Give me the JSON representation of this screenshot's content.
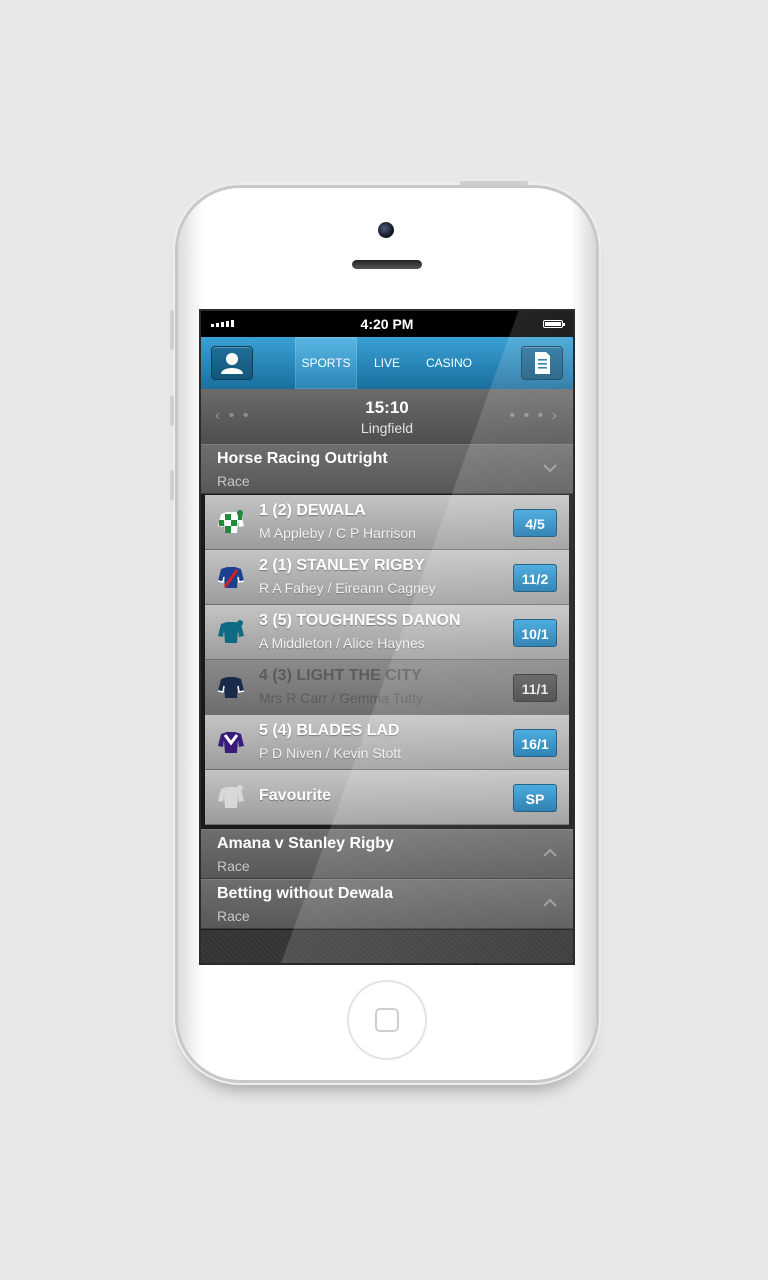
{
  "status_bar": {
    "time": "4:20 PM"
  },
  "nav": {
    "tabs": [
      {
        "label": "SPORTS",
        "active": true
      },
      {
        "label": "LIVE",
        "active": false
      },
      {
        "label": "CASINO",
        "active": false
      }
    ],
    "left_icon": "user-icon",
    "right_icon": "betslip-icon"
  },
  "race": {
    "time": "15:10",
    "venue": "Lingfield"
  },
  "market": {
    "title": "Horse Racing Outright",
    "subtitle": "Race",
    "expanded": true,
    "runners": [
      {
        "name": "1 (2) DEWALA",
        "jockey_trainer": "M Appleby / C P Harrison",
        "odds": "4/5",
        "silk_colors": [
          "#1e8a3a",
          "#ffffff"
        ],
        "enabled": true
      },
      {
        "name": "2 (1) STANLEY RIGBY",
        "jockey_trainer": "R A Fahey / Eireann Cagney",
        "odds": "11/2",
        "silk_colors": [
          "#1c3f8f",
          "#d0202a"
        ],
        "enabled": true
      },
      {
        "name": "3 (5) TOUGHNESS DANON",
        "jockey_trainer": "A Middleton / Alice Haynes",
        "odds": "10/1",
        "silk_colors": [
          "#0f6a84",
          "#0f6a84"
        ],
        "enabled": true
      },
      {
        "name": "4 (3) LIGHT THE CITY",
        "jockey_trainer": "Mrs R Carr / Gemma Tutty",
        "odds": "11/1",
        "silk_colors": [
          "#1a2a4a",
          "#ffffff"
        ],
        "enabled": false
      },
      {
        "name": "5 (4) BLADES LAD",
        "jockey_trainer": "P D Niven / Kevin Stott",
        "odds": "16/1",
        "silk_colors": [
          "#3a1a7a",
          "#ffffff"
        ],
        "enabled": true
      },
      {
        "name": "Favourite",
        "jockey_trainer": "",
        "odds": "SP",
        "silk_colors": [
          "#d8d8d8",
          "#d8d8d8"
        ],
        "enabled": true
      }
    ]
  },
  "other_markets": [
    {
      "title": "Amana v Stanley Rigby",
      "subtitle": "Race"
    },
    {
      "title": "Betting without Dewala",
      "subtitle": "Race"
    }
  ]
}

┄┄┄┄┄┄┄┄┄┄┄┄┄┄┄┄┄┄┄┄

■ Aim:
Locate all lines in the listing above with the word "icon" and copy them.

■ Response below:
    "left_icon": "user-icon",
    "right_icon": "betslip-icon"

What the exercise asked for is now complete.